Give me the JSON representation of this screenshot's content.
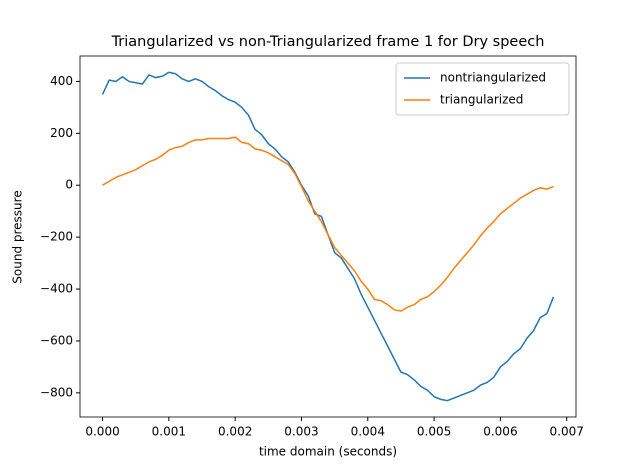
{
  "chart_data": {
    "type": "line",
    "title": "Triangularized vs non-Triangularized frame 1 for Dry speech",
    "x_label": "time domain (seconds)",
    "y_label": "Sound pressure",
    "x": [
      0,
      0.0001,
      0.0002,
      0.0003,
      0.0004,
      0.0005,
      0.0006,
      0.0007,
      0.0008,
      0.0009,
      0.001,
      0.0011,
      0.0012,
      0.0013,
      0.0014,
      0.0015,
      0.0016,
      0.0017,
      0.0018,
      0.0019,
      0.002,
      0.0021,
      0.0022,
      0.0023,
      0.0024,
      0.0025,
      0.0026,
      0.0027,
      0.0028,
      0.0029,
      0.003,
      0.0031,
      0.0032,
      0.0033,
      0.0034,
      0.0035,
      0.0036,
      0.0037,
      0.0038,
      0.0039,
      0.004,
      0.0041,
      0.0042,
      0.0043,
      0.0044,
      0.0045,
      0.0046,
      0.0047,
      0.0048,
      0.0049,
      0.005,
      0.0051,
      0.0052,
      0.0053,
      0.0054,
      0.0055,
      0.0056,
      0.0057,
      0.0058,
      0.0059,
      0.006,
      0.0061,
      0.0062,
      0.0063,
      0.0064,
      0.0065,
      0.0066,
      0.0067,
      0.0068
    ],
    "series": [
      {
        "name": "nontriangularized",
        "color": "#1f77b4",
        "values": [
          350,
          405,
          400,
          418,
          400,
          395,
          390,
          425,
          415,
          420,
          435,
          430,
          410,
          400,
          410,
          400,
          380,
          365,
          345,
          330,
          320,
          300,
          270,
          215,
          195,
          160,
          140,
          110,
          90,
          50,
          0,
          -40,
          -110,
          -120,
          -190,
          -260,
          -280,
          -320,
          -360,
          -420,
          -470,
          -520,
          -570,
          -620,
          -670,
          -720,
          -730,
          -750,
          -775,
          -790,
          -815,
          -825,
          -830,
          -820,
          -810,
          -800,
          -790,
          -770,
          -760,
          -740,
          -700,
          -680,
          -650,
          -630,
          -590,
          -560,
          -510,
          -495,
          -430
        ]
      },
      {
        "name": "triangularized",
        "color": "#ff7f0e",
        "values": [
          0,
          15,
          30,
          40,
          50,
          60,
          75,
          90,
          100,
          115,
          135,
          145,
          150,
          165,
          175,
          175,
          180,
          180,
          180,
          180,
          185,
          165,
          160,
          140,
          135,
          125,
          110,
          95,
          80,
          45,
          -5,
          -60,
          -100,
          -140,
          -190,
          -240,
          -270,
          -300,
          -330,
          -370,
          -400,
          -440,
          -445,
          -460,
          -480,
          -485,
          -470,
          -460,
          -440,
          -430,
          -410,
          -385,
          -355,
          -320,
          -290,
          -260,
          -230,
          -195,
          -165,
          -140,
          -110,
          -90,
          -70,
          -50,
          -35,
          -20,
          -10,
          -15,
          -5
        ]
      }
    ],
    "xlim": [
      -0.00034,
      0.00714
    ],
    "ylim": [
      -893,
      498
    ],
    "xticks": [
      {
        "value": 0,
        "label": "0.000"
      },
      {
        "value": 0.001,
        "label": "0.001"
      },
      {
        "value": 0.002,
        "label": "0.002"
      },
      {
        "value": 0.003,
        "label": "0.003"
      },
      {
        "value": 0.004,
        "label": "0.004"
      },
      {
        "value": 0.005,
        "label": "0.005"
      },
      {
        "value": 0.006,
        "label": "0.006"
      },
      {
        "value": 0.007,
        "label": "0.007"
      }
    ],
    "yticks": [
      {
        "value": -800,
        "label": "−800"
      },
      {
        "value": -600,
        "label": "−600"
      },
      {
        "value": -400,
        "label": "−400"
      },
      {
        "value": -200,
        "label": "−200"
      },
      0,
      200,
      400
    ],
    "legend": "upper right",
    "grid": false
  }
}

____

STATED PROBLEM: Each line that has the word "name" should be copied.

EXERCISE RESULT:
        "name": "nontriangularized",
        "name": "triangularized",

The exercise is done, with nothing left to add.